# INSTRUCTIONS:
1: Translate the sentence "Do I need to mess with the initrd?" from the message about mounting a filesystem as ext2 into Spanish.
2: Reproduce, word for word, the portion of the message about mounting a filesystem as ext2 between "On Thu, 2007-01-11" and "but not rebooting.", inclusive.
3: In the message about mounting a filesystem as ext2, what problem does the quoted earlier post say the ext3 filesystem has been having?

You were right, even after making the changes, it seems to be 
telling lies:

# mount
/dev/hda2 on / type ext2 (rw,usrquota)
[...]

However, I think I am still not mounting as ext2:

# dmesg | grep 'Kernel command'
Kernel command line: ro root=/dev/hda2 rootfstype=ext2

# cat /proc/mounts
rootfs / rootfs rw 0 0
/dev/root / ext3 rw 0 0
/proc /proc proc rw,nodiratime 0 0
/sys /sys sysfs rw 0 0
none /dev/pts devpts rw 0 0
usbfs /proc/bus/usb usbfs rw 0 0
/dev/hda1 /boot ext2 rw 0 0
none /dev/shm tmpfs rw,noexec 0 0
none /proc/sys/fs/binfmt_misc binfmt_misc rw 0 0
sunrpc /var/lib/nfs/rpc_pipefs rpc_pipefs rw 0 0

Do I need to mess with the initrd? My grub lines look like
this:

title Fedora Core (2.6.5-1.358smp)
        root (hd0,0)
        kernel /vmlinuz-2.6.5-1.358smp ro root=/dev/hda2 rootfstype=ext2
        initrd /initrd-2.6.5-1.358smp.img
title Fedora Core-up (2.6.5-1.358)
        root (hd0,0)
        kernel /vmlinuz-2.6.5-1.358 ro root=/dev/hda2 rootfstype=ext2
        initrd /initrd-2.6.5-1.358.img


Thanks,

Alberto


On Thu, 2007-01-11 at 21:25 -0800, Andrew Morton wrote:
> On Thu, 11 Jan 2007 23:08:16 -0600
> Alberto Alonso <[EMAIL PROTECTED]> wrote:
> 
> > I have an ext3 filesystem that has been having problems
> > with its journal. The result is that the file system
> > remounts internally as read-only and the server becomes
> > unusable, even shutdown does not work, using up 100% of
> > the CPU but not rebooting.
> > 
> > I found some postings indicating that mounting it as
> > ext2 should fix the problem, as it doesn't appear to be
> > a hardware issue.
> > 
> > So, I decided to mount everything as ext2. Mount shows this:
> > 
> > # mount
> > /dev/hda2 on / type ext2 (rw,usrquota)
> > none on /proc type proc (rw)
> > none on /sys type sysfs (rw)
> > none on /dev/pts type devpts (rw,gid=5,mode=620)

# INFORMATION PROVIDED:
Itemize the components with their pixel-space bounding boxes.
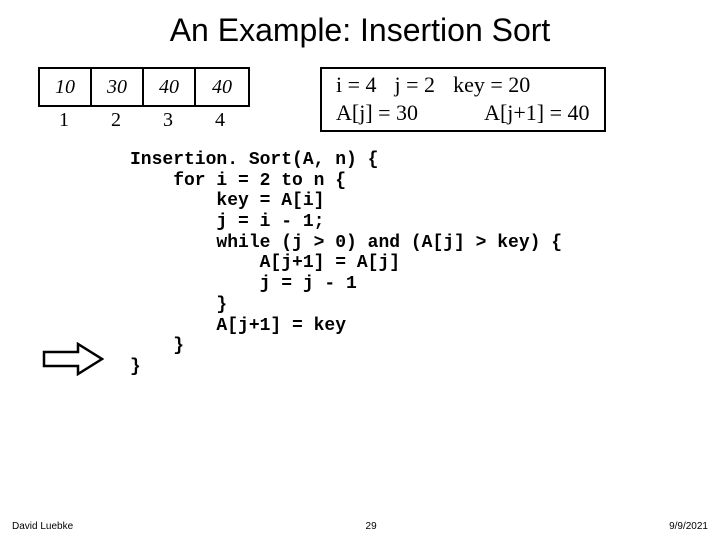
content-row: 10 30 40 40 1 2 3 4 i = 4 j = 2 key = 20… (0, 67, 720, 132)
footer-date: 9/9/2021 (669, 521, 708, 532)
array-cell: 30 (92, 69, 144, 105)
state-row: A[j] = 30 A[j+1] = 40 (336, 99, 590, 127)
array-block: 10 30 40 40 1 2 3 4 (38, 67, 250, 132)
array-cell: 40 (196, 69, 248, 105)
array-index: 1 (38, 109, 90, 132)
array-indices: 1 2 3 4 (38, 109, 246, 132)
state-j: j = 2 (395, 71, 436, 99)
array-cell: 10 (40, 69, 92, 105)
array-cell: 40 (144, 69, 196, 105)
array-index: 3 (142, 109, 194, 132)
state-aj: A[j] = 30 (336, 99, 418, 127)
arrow-icon (42, 342, 104, 376)
slide-title: An Example: Insertion Sort (0, 0, 720, 67)
array-cells: 10 30 40 40 (38, 67, 250, 107)
state-key: key = 20 (453, 71, 530, 99)
state-row: i = 4 j = 2 key = 20 (336, 71, 590, 99)
footer-author: David Luebke (12, 521, 73, 532)
state-ajp1: A[j+1] = 40 (484, 99, 589, 127)
state-i: i = 4 (336, 71, 377, 99)
footer-page: 29 (366, 521, 377, 532)
array-index: 2 (90, 109, 142, 132)
footer: David Luebke 29 9/9/2021 (12, 521, 708, 532)
state-box: i = 4 j = 2 key = 20 A[j] = 30 A[j+1] = … (320, 67, 606, 132)
array-index: 4 (194, 109, 246, 132)
code-block: Insertion. Sort(A, n) { for i = 2 to n {… (0, 150, 720, 378)
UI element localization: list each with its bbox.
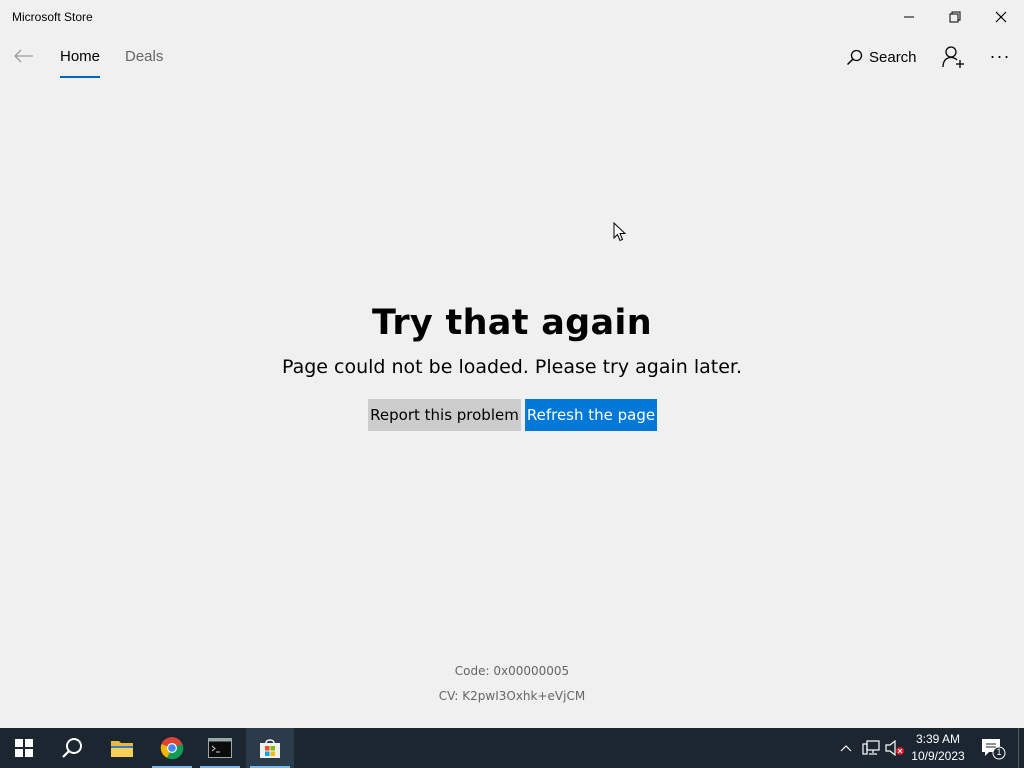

# ANSWERS GIVEN:
1: ¿Tengo que modificar el initrd?

2:
On Thu, 2007-01-11 at 21:25 -0800, Andrew Morton wrote:
> On Thu, 11 Jan 2007 23:08:16 -0600
> Alberto Alonso <[EMAIL PROTECTED]> wrote:
> 
> > I have an ext3 filesystem that has been having problems
> > with its journal. The result is that the file system
> > remounts internally as read-only and the server becomes
> > unusable, even shutdown does not work, using up 100% of
> > the CPU but not rebooting.

3: It has been having problems with its journal.